Marilene foi pessoalmente até a ABRACE, onde pôde conhecer toda a estrutura da Associação. No local, segundo ela, haviam fotos de Lucas espalhadas por todas as paredes, exemplificando para outros pacientes, a eficácia da cannabis medicinal.
Segurança e propósito de vida
A conquista da decisão judicial encerra mais um capítulo da história da AbraRio e abre espaço para um novo, repleto de esperança e segurança no trabalho realizado. A superação das diversidades de sua própria vida, deram a chance de que Marilene pudesse facilitar a vida de uma infinidade de pessoas, deixando um legado de resiliência e convicção na luta por aquilo que acredita.
"O Lucas é e sempre vai ser a minha maior inspiração. Ele segue não usando nenhum outro tipo de medicamento, apenas o óleo. Está com as crises controladas e hoje tem qualidade de vida, que é o que importa. Infelizmente ele ainda tem algumas sequelas, limitações, porque essa foi a última opção de tratamento pra ele né, demorou muito. Mas, graças a Deus, ele ainda teve tempo, e quem não tem?", questionou Marilene.

MATERIAL FORNECIDO:
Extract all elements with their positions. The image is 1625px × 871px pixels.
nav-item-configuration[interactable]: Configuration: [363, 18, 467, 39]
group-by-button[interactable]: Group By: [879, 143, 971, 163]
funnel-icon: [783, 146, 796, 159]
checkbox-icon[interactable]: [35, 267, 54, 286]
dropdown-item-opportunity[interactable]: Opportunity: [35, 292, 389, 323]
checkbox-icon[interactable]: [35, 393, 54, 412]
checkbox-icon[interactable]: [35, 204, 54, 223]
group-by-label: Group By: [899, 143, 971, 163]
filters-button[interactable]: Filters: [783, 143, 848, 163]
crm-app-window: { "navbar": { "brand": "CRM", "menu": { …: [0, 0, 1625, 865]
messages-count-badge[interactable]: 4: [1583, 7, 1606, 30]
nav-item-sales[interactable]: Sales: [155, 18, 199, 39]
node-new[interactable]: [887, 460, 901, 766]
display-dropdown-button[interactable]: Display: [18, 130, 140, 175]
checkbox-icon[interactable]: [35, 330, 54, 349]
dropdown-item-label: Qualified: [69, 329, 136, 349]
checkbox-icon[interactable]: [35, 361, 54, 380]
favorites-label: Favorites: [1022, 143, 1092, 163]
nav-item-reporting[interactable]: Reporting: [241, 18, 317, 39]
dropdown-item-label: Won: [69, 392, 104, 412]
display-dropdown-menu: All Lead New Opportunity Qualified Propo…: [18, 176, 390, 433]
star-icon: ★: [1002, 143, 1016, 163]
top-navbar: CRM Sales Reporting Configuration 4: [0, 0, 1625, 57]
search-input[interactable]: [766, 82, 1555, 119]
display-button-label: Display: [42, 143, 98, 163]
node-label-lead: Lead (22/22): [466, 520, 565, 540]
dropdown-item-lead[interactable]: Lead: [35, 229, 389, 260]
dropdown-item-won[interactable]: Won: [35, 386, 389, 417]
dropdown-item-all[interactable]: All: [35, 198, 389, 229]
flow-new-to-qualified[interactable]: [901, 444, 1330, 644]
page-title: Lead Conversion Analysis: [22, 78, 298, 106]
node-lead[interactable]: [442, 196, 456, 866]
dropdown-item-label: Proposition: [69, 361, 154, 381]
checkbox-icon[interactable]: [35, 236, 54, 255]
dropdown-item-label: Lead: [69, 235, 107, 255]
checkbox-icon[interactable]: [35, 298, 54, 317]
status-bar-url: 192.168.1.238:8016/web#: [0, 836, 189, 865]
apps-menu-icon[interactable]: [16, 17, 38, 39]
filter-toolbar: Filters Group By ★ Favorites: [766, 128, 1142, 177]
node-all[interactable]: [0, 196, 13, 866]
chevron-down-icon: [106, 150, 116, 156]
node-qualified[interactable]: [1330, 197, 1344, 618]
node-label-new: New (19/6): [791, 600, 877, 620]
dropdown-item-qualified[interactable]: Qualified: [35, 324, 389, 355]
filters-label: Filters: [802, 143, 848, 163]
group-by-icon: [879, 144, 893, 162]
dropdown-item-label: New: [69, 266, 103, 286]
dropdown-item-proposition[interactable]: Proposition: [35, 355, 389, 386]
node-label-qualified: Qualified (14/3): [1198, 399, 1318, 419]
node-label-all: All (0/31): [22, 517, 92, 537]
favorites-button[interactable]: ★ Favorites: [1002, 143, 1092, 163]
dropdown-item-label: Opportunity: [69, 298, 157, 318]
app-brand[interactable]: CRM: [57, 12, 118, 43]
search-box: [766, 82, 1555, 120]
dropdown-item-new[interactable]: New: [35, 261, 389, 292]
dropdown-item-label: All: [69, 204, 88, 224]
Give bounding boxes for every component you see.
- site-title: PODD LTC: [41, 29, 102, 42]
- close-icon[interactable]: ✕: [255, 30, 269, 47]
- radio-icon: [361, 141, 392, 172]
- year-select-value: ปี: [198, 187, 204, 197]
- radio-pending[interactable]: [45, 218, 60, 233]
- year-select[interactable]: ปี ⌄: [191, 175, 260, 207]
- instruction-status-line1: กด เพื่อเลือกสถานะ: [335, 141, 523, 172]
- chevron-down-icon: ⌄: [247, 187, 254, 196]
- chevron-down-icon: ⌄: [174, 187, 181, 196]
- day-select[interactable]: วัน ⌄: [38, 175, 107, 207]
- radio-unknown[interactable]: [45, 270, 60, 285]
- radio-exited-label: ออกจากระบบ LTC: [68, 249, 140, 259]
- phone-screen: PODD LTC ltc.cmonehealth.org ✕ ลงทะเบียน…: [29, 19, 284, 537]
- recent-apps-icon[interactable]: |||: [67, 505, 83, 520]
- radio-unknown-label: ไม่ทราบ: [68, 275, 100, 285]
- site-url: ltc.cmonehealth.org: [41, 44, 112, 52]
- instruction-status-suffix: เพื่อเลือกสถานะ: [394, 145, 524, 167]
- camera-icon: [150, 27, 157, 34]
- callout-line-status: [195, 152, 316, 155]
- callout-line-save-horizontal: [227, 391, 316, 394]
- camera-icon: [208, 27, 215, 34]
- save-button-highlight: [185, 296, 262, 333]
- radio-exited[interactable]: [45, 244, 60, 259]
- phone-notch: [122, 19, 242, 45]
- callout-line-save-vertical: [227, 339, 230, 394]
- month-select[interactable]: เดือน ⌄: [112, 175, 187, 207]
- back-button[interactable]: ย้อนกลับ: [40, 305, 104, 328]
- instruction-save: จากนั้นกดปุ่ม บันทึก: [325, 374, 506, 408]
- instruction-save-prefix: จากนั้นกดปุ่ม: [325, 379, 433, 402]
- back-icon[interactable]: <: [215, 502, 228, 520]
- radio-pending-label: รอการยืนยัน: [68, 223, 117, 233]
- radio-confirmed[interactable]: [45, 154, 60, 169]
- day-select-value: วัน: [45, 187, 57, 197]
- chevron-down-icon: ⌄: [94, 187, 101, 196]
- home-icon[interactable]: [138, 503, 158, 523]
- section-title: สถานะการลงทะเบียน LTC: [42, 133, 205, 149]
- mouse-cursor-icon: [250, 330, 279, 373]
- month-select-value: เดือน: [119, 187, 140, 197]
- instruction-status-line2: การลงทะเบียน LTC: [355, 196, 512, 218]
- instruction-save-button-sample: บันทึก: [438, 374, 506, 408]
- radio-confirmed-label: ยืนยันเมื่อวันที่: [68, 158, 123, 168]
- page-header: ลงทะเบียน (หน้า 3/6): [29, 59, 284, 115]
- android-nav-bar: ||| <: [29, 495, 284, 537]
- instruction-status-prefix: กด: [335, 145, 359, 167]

O QUE FAZER:
1. Responda, com base no trecho sobre Marilene e a AbraRio:
(a) O que havia espalhado por todas as paredes da ABRACE, segundo Marilene?
(b) Além do óleo, que outro medicamento Lucas usa?
(c) O que a conquista da decisão judicial encerra?
2. Reproduza fielmente a parte do trecho sobre Marilene e a AbraRio que começa em "Marilene foi pessoalmente" e termina em "da cannabis medicinal.".
3. Dê continuidade ao trecho sobre Marilene e a AbraRio a partir da última frase apresentada.

RESULTADOS ESPERADOS:
1.
(a) Fotos de Lucas.
(b) Nenhum; ele usa apenas o óleo.
(c) Mais um capítulo da história da AbraRio.

2.
Marilene foi pessoalmente até a ABRACE, onde pôde conhecer toda a estrutura da Associação. No local, segundo ela, haviam fotos de Lucas espalhadas por todas as paredes, exemplificando para outros pacientes, a eficácia da cannabis medicinal.

3.
"Esse momento que estamos vivendo, para mim, é uma explosão de felicidade, de verdade, porque eu costumo dizer que toda a minha trajetória é uma trajetória de dor que se transformou em amor. Não foi fácil chegar até aqui, foram muitas lágrimas e muito medo de perder meu filho. Essa decisão garante segurança jurídica não só para Associação, mas também para os nossos colaboradores e associados. É algo que mudou a minha vida, a vida do meu filho e da minha família, e vem mudando a de muita gente. Os preconceitos nunca me abalaram ou me feriram, só me deram mais força para continuar. O meu diretor jurídico costuma dizer que "quanto mais me aperta, mais eu cresço"", afirmou Marilene.
A sede da Associação Brasileira de Acesso à Cannabis Medicinal do Rio de Janeiro fica localizada no Edifício Fórum - Avenida Amaral Peixoto, 467, sala 1406, no Centro de Niterói.